→ EXERCISE AIM
Leave out the pictures and reproduce all of the data exactly.

→ DATA IN THIS EXERCISE
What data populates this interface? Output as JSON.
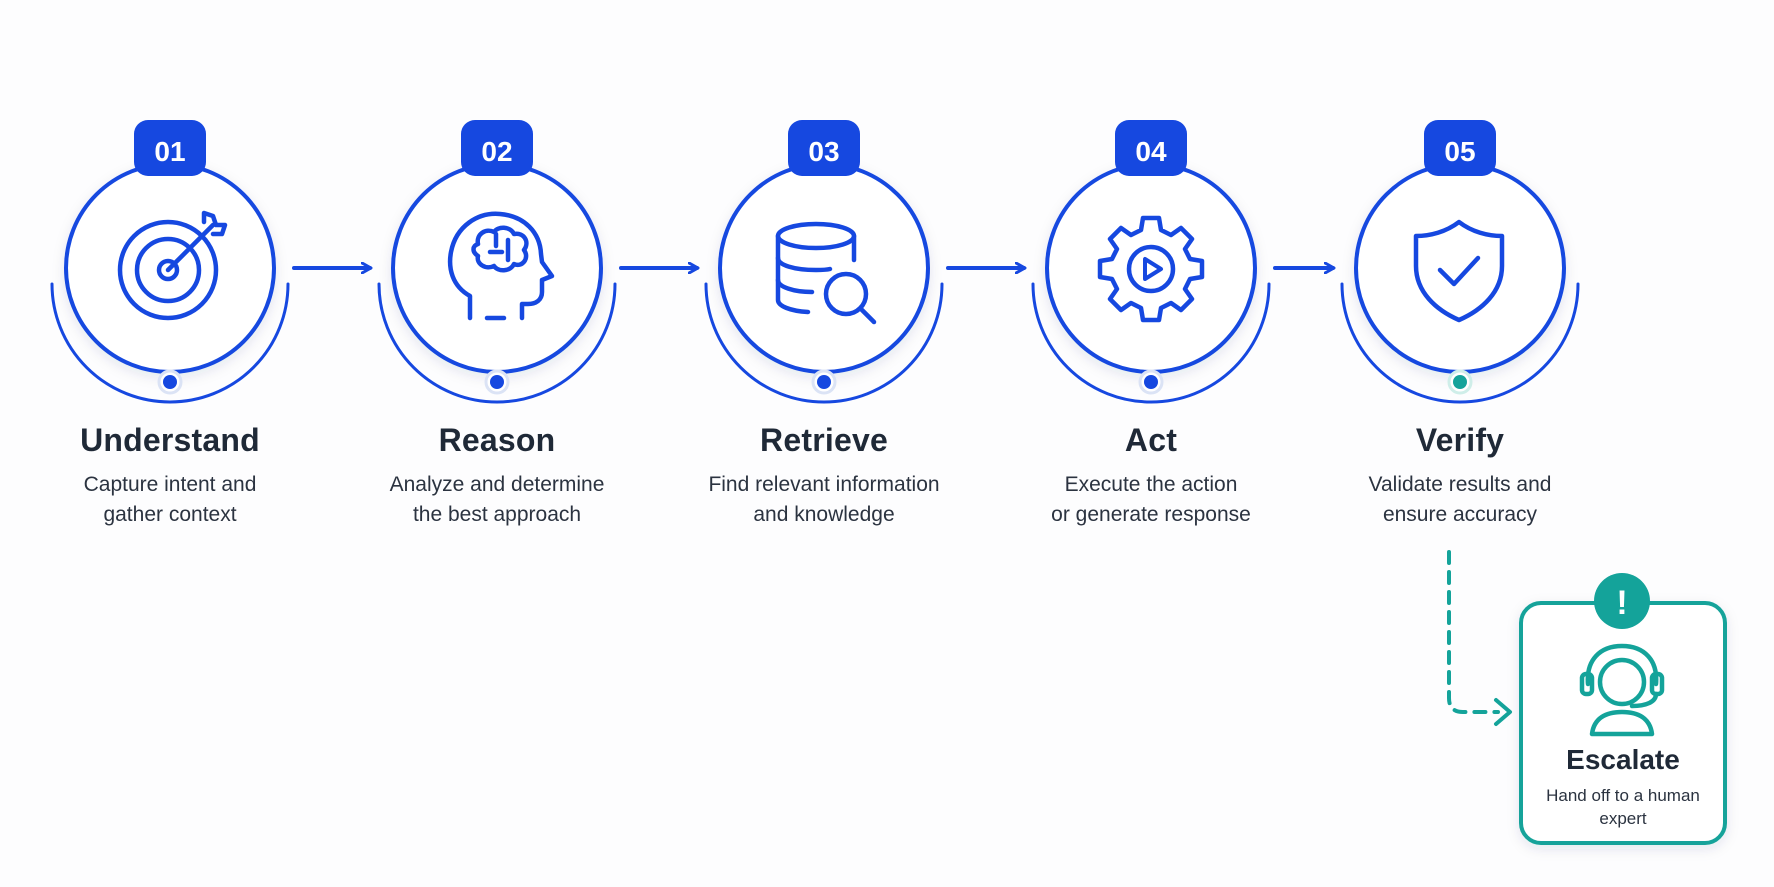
{
  "colors": {
    "primary": "#1648e0",
    "escalate": "#14a39a",
    "text": "#1f2937"
  },
  "steps": [
    {
      "number": "01",
      "title": "Understand",
      "description_line1": "Capture intent and",
      "description_line2": "gather context",
      "icon": "target-icon"
    },
    {
      "number": "02",
      "title": "Reason",
      "description_line1": "Analyze and determine",
      "description_line2": "the best approach",
      "icon": "brain-head-icon"
    },
    {
      "number": "03",
      "title": "Retrieve",
      "description_line1": "Find relevant information",
      "description_line2": "and knowledge",
      "icon": "database-search-icon"
    },
    {
      "number": "04",
      "title": "Act",
      "description_line1": "Execute the action",
      "description_line2": "or generate response",
      "icon": "gear-play-icon"
    },
    {
      "number": "05",
      "title": "Verify",
      "description_line1": "Validate results and",
      "description_line2": "ensure accuracy",
      "icon": "shield-check-icon"
    }
  ],
  "escalate": {
    "alert_symbol": "!",
    "title": "Escalate",
    "description_line1": "Hand off to a human",
    "description_line2": "expert",
    "icon": "support-agent-icon"
  }
}
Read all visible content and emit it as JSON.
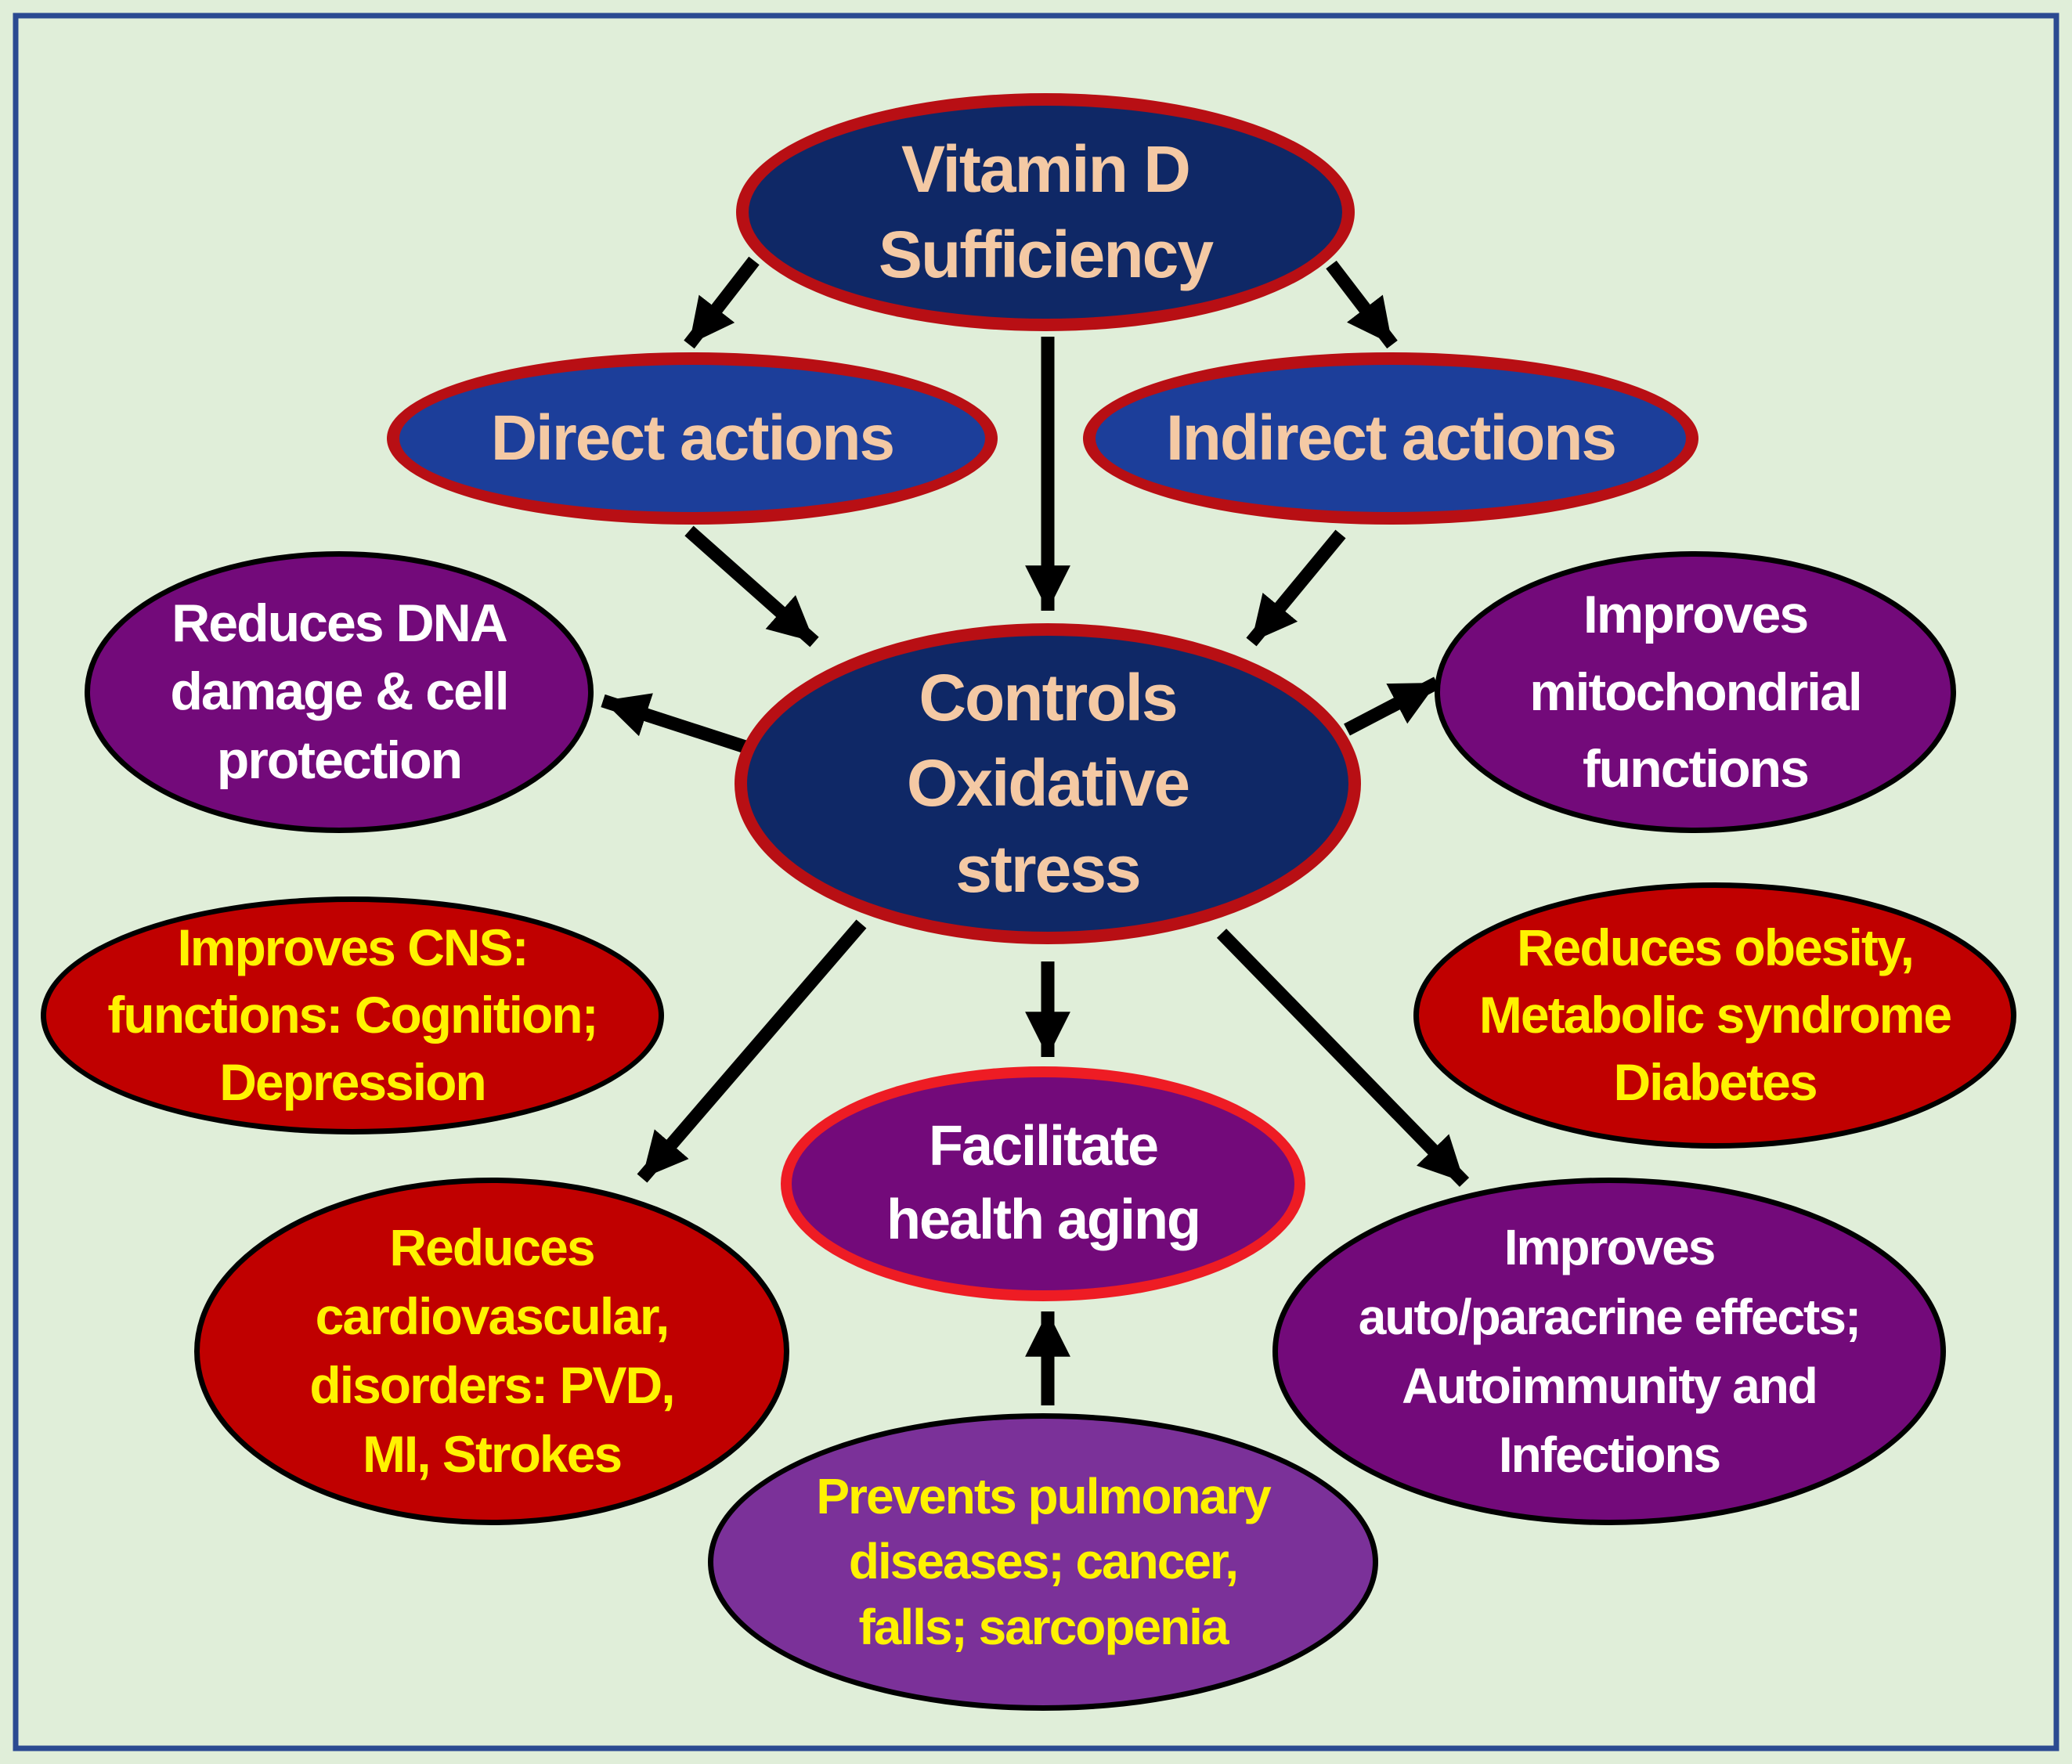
{
  "colors": {
    "background": "#e0eed9",
    "frame": "#2b4a91",
    "navy_fill": "#0f2866",
    "blue_fill": "#1c3e9a",
    "purple_fill": "#730a7a",
    "violet_fill": "#7b3199",
    "red_fill": "#c00000",
    "red_border": "#b80f14",
    "bright_red_border": "#ee1c24",
    "peach_text": "#f4c9a4",
    "white_text": "#ffffff",
    "yellow_text": "#fff200",
    "arrow": "#000000"
  },
  "nodes": {
    "vitamin_d": {
      "text": "Vitamin D\nSufficiency"
    },
    "direct_actions": {
      "text": "Direct actions"
    },
    "indirect_actions": {
      "text": "Indirect actions"
    },
    "oxidative_stress": {
      "text": "Controls\nOxidative\nstress"
    },
    "dna_damage": {
      "text": "Reduces DNA\ndamage & cell\nprotection"
    },
    "mitochondrial": {
      "text": "Improves\nmitochondrial\nfunctions"
    },
    "cns": {
      "text": "Improves CNS:\nfunctions: Cognition;\nDepression"
    },
    "obesity": {
      "text": "Reduces obesity,\nMetabolic syndrome\nDiabetes"
    },
    "healthy_aging": {
      "text": "Facilitate\nhealth aging"
    },
    "cardiovascular": {
      "text": "Reduces\ncardiovascular,\ndisorders: PVD,\nMI, Strokes"
    },
    "autoimmunity": {
      "text": "Improves\nauto/paracrine effects;\nAutoimmunity and\nInfections"
    },
    "pulmonary": {
      "text": "Prevents pulmonary\ndiseases; cancer,\nfalls; sarcopenia"
    }
  },
  "edges": [
    {
      "from": "vitamin_d",
      "to": "direct_actions"
    },
    {
      "from": "vitamin_d",
      "to": "indirect_actions"
    },
    {
      "from": "vitamin_d",
      "to": "oxidative_stress"
    },
    {
      "from": "direct_actions",
      "to": "oxidative_stress"
    },
    {
      "from": "indirect_actions",
      "to": "oxidative_stress"
    },
    {
      "from": "oxidative_stress",
      "to": "dna_damage"
    },
    {
      "from": "oxidative_stress",
      "to": "mitochondrial"
    },
    {
      "from": "oxidative_stress",
      "to": "healthy_aging"
    },
    {
      "from": "oxidative_stress",
      "to": "cardiovascular"
    },
    {
      "from": "oxidative_stress",
      "to": "autoimmunity"
    },
    {
      "from": "pulmonary",
      "to": "healthy_aging"
    }
  ]
}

→ FULL RESPONSE
What data populates this interface? Output as JSON.
{
  "colors": {
    "primary": "#1648e0",
    "escalate": "#14a39a",
    "text": "#1f2937"
  },
  "steps": [
    {
      "number": "01",
      "title": "Understand",
      "description_line1": "Capture intent and",
      "description_line2": "gather context",
      "icon": "target-icon"
    },
    {
      "number": "02",
      "title": "Reason",
      "description_line1": "Analyze and determine",
      "description_line2": "the best approach",
      "icon": "brain-head-icon"
    },
    {
      "number": "03",
      "title": "Retrieve",
      "description_line1": "Find relevant information",
      "description_line2": "and knowledge",
      "icon": "database-search-icon"
    },
    {
      "number": "04",
      "title": "Act",
      "description_line1": "Execute the action",
      "description_line2": "or generate response",
      "icon": "gear-play-icon"
    },
    {
      "number": "05",
      "title": "Verify",
      "description_line1": "Validate results and",
      "description_line2": "ensure accuracy",
      "icon": "shield-check-icon"
    }
  ],
  "escalate": {
    "alert_symbol": "!",
    "title": "Escalate",
    "description_line1": "Hand off to a human",
    "description_line2": "expert",
    "icon": "support-agent-icon"
  }
}
Read all visible content and emit it as JSON.
{
  "colors": {
    "background": "#e0eed9",
    "frame": "#2b4a91",
    "navy_fill": "#0f2866",
    "blue_fill": "#1c3e9a",
    "purple_fill": "#730a7a",
    "violet_fill": "#7b3199",
    "red_fill": "#c00000",
    "red_border": "#b80f14",
    "bright_red_border": "#ee1c24",
    "peach_text": "#f4c9a4",
    "white_text": "#ffffff",
    "yellow_text": "#fff200",
    "arrow": "#000000"
  },
  "nodes": {
    "vitamin_d": {
      "text": "Vitamin D\nSufficiency"
    },
    "direct_actions": {
      "text": "Direct actions"
    },
    "indirect_actions": {
      "text": "Indirect actions"
    },
    "oxidative_stress": {
      "text": "Controls\nOxidative\nstress"
    },
    "dna_damage": {
      "text": "Reduces DNA\ndamage & cell\nprotection"
    },
    "mitochondrial": {
      "text": "Improves\nmitochondrial\nfunctions"
    },
    "cns": {
      "text": "Improves CNS:\nfunctions: Cognition;\nDepression"
    },
    "obesity": {
      "text": "Reduces obesity,\nMetabolic syndrome\nDiabetes"
    },
    "healthy_aging": {
      "text": "Facilitate\nhealth aging"
    },
    "cardiovascular": {
      "text": "Reduces\ncardiovascular,\ndisorders: PVD,\nMI, Strokes"
    },
    "autoimmunity": {
      "text": "Improves\nauto/paracrine effects;\nAutoimmunity and\nInfections"
    },
    "pulmonary": {
      "text": "Prevents pulmonary\ndiseases; cancer,\nfalls; sarcopenia"
    }
  },
  "edges": [
    {
      "from": "vitamin_d",
      "to": "direct_actions"
    },
    {
      "from": "vitamin_d",
      "to": "indirect_actions"
    },
    {
      "from": "vitamin_d",
      "to": "oxidative_stress"
    },
    {
      "from": "direct_actions",
      "to": "oxidative_stress"
    },
    {
      "from": "indirect_actions",
      "to": "oxidative_stress"
    },
    {
      "from": "oxidative_stress",
      "to": "dna_damage"
    },
    {
      "from": "oxidative_stress",
      "to": "mitochondrial"
    },
    {
      "from": "oxidative_stress",
      "to": "healthy_aging"
    },
    {
      "from": "oxidative_stress",
      "to": "cardiovascular"
    },
    {
      "from": "oxidative_stress",
      "to": "autoimmunity"
    },
    {
      "from": "pulmonary",
      "to": "healthy_aging"
    }
  ]
}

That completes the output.